EXCERPTED TEXT
──────

Gray’s range of singing consists of high-pitched vocals, like in the Timberlake-esque “SuperDave,” as well as more filled out, soulful singing in “Roses 101- After All.” The difference in styles also demonstrates how production on the record varies in an effective manner, allowing for different sounds that still sum up to a cohesive album.

His producers also utilize their abilities to manipulate his voice to add even more flexibility, as with the seemingly angelic, yet ultimately dark “Windchaser.” The use of autotune allows for another layer of singing that sections off the song into more than a simple choice between rapping or singing, but instead one that includes singing delivered in different pitches within his vocal range that also can be successfully altered. This particular song showcases his ability to carry a song while solo, taking care of the singing and rapping completely on his own.

The album’s success partly relies on this incorporation of rap, both from Christon as well as features from fellow rappers like Swoope, B Reith and his own brother, Taelor Gray. With such a talent for singing, Gray's ability to rap far surpasses expectations and proves that he truly exemplifies a skilled musician overall, not only in one genre or area.

──────

SOURCE EXCERPT
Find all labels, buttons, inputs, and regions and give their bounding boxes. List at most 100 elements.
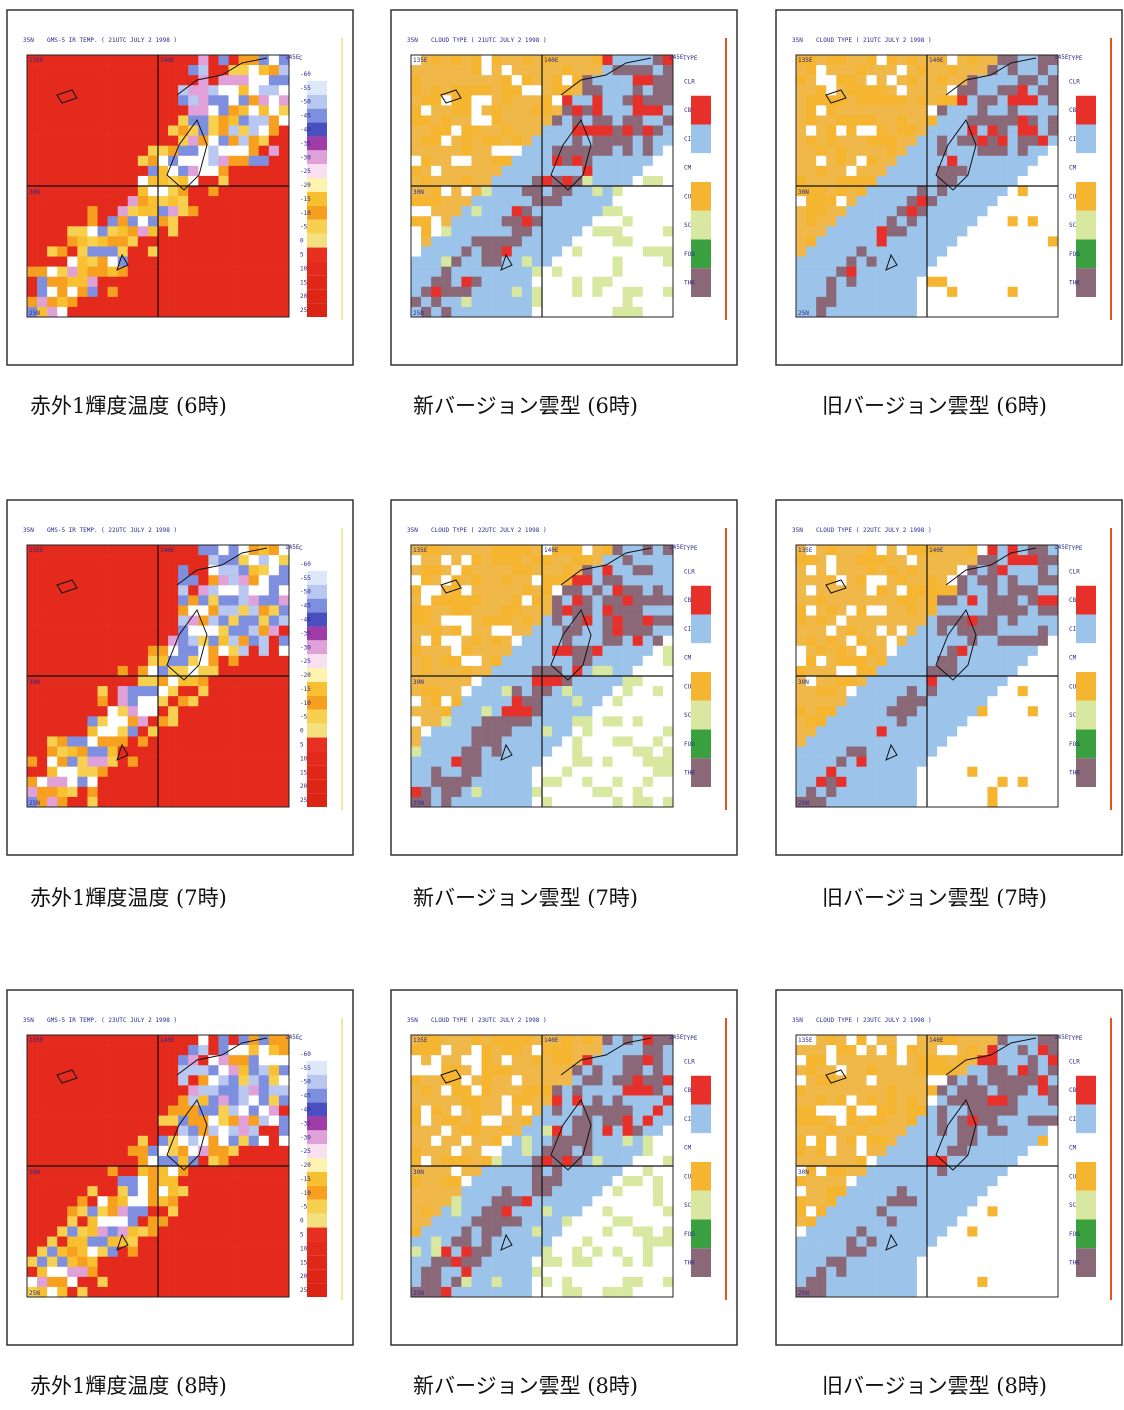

──────

REQUIREMENT 1
Name every song title mentioned in the album review.
REQUIREMENT 2
According to the album review, what does the use of autotune add to "Windchaser"?

FINAL RESULT 1
"SuperDave," "Roses 101- After All," and "Windchaser"

FINAL RESULT 2
Autotune adds another layer of singing to "Windchaser." The song then becomes more than a simple choice between rapping and singing, because it includes singing in different pitches within Gray's vocal range that can also be successfully altered.